Requirements: Repeat the entire listing exactly as written.

Data in this exercise:

════════════════════

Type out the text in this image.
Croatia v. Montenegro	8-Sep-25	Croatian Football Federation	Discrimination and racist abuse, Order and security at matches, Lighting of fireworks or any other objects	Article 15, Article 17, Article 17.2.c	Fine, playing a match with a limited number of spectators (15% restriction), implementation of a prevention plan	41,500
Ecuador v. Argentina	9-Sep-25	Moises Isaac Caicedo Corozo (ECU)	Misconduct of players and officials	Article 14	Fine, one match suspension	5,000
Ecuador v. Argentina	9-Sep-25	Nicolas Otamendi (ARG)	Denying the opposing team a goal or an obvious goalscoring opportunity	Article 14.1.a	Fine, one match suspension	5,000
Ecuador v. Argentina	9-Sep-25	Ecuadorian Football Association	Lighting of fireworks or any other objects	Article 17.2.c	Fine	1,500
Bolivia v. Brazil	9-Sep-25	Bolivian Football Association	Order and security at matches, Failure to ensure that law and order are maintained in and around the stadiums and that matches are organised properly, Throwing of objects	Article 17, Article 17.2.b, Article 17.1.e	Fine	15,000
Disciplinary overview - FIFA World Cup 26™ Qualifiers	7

════════════════════

Answer for the task:
Type out the text in this image.
Croatia v. Montenegro	8-Sep-25	Croatian Football Federation	Discrimination and racist abuse, Order and security at matches, Lighting of fireworks or any other objects	Article 15, Article 17, Article 17.2.c	Fine, playing a match with a limited number of spectators (15% restriction), implementation of a prevention plan	41,500
Ecuador v. Argentina	9-Sep-25	Moises Isaac Caicedo Corozo (ECU)	Misconduct of players and officials	Article 14	Fine, one match suspension	5,000
Ecuador v. Argentina	9-Sep-25	Nicolas Otamendi (ARG)	Denying the opposing team a goal or an obvious goalscoring opportunity	Article 14.1.a	Fine, one match suspension	5,000
Ecuador v. Argentina	9-Sep-25	Ecuadorian Football Association	Lighting of fireworks or any other objects	Article 17.2.c	Fine	1,500
Bolivia v. Brazil	9-Sep-25	Bolivian Football Association	Order and security at matches, Failure to ensure that law and order are maintained in and around the stadiums and that matches are organised properly, Throwing of objects	Article 17, Article 17.2.b, Article 17.1.e	Fine	15,000
Disciplinary overview - FIFA World Cup 26™ Qualifiers	7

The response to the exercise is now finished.